### Exercise
Starting at the first line of the records and stopping after the line that contains "status-bar: 2:43: [0, 0, 1190, 134]", convert those lines into a Markdown table with the columns Index and Line. Number each row and omit blank lines.

--

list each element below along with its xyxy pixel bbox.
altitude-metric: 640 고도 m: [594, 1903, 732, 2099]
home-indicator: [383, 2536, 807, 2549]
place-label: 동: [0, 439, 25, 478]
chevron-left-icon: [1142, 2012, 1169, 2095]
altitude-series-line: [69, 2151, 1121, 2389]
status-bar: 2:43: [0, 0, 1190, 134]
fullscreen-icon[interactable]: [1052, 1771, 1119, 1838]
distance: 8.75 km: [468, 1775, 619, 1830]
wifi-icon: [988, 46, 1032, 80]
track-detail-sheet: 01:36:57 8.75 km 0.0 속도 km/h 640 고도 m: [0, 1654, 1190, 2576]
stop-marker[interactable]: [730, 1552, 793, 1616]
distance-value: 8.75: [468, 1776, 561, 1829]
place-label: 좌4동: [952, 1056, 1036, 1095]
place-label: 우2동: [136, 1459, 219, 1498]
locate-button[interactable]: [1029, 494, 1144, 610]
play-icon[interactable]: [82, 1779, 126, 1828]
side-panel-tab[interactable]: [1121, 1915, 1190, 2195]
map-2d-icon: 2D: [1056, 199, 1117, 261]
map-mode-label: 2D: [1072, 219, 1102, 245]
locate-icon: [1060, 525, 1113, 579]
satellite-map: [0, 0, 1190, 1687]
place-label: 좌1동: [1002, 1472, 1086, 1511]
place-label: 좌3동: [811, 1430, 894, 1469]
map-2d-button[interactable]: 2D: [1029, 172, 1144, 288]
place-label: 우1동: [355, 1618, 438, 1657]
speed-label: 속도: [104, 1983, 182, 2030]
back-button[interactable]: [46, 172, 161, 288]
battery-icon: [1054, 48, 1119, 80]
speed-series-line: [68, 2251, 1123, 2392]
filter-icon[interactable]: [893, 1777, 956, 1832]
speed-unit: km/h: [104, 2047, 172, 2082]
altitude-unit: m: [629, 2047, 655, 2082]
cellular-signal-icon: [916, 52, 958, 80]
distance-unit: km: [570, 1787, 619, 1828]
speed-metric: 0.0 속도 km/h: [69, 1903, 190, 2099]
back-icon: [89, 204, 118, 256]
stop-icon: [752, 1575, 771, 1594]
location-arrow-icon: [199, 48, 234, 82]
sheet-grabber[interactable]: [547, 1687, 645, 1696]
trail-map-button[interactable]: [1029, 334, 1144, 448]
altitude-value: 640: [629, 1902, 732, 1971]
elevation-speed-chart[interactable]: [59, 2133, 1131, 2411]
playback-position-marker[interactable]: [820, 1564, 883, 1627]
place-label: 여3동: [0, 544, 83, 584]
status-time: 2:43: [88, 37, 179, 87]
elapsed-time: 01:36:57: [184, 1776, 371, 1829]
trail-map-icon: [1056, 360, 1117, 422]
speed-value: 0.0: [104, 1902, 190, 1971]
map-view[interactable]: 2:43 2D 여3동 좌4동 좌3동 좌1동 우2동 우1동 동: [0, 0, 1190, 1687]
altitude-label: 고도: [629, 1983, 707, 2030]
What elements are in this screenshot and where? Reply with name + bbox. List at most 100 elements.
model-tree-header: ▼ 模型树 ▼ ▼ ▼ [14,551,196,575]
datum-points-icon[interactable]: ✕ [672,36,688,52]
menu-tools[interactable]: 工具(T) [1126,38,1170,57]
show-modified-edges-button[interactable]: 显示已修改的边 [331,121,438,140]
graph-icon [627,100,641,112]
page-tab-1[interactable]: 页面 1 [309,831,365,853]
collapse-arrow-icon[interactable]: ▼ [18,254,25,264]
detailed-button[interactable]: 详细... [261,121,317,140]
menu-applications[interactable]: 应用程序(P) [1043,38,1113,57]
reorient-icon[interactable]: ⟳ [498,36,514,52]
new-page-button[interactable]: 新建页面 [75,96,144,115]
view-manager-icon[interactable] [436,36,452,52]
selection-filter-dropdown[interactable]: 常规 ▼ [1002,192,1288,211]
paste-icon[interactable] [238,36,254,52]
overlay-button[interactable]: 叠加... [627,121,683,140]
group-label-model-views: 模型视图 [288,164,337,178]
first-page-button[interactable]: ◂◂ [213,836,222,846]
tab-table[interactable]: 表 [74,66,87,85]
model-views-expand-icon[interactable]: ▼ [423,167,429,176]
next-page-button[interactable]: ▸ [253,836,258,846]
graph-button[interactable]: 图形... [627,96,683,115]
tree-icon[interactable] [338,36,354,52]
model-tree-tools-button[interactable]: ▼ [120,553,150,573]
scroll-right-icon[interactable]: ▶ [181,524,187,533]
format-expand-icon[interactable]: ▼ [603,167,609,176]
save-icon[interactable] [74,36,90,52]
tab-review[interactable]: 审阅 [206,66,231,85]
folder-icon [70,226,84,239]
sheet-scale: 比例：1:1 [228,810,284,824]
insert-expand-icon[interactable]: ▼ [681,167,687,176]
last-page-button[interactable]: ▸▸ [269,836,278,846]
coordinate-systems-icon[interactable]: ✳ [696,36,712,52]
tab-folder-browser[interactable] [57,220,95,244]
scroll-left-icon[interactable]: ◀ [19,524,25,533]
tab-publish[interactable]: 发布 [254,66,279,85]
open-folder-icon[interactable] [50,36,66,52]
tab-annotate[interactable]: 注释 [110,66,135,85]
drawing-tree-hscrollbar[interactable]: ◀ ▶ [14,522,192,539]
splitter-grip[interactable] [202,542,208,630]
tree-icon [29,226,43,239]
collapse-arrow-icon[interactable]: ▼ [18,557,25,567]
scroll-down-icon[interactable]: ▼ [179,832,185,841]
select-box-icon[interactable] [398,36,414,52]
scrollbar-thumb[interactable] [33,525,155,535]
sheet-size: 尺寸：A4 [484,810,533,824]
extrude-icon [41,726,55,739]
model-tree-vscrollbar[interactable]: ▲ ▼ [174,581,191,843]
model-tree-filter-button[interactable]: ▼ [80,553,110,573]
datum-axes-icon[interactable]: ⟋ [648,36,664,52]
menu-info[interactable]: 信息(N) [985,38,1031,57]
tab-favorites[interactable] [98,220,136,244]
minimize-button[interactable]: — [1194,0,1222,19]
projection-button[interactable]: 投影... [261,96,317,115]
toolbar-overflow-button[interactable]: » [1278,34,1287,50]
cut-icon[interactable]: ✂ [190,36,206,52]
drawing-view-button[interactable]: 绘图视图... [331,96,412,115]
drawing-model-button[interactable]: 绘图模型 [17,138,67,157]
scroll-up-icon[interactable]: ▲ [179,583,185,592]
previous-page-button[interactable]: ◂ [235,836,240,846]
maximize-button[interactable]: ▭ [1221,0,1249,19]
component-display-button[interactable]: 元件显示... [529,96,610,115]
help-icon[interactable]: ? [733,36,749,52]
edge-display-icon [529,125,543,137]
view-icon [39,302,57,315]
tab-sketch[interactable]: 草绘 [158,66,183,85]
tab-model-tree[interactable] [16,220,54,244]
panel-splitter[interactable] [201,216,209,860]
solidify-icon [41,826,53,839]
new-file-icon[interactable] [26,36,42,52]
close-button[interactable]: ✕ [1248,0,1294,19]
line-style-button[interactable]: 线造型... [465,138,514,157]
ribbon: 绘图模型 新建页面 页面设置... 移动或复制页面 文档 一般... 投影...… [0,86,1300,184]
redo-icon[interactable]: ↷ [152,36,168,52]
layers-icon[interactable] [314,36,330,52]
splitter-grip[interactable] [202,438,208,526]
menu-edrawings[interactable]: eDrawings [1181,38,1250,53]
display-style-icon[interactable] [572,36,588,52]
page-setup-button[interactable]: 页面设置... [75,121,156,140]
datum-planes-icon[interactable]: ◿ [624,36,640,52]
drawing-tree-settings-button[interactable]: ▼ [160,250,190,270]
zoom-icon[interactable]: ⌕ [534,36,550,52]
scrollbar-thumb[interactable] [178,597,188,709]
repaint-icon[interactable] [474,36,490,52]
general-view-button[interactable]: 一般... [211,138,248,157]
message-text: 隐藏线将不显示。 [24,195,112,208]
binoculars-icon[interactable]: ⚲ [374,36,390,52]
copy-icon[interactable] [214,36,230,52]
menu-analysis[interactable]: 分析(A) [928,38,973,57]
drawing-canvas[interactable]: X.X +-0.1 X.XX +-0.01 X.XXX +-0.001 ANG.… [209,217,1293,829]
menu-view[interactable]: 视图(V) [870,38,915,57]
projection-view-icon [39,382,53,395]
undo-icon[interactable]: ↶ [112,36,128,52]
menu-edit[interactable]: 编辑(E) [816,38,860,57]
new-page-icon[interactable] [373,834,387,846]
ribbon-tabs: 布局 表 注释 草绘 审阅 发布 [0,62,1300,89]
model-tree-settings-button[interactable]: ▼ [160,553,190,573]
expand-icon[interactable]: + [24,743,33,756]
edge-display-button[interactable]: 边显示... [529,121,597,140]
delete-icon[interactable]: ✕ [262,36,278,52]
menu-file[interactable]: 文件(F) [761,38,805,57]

--

### Solution to this exercise
| Index | Line |
|---|---|
| 1 | list each element below along with its xyxy pixel bbox. |
| 2 | altitude-metric: 640 고도 m: [594, 1903, 732, 2099] |
| 3 | home-indicator: [383, 2536, 807, 2549] |
| 4 | place-label: 동: [0, 439, 25, 478] |
| 5 | chevron-left-icon: [1142, 2012, 1169, 2095] |
| 6 | altitude-series-line: [69, 2151, 1121, 2389] |
| 7 | status-bar: 2:43: [0, 0, 1190, 134] |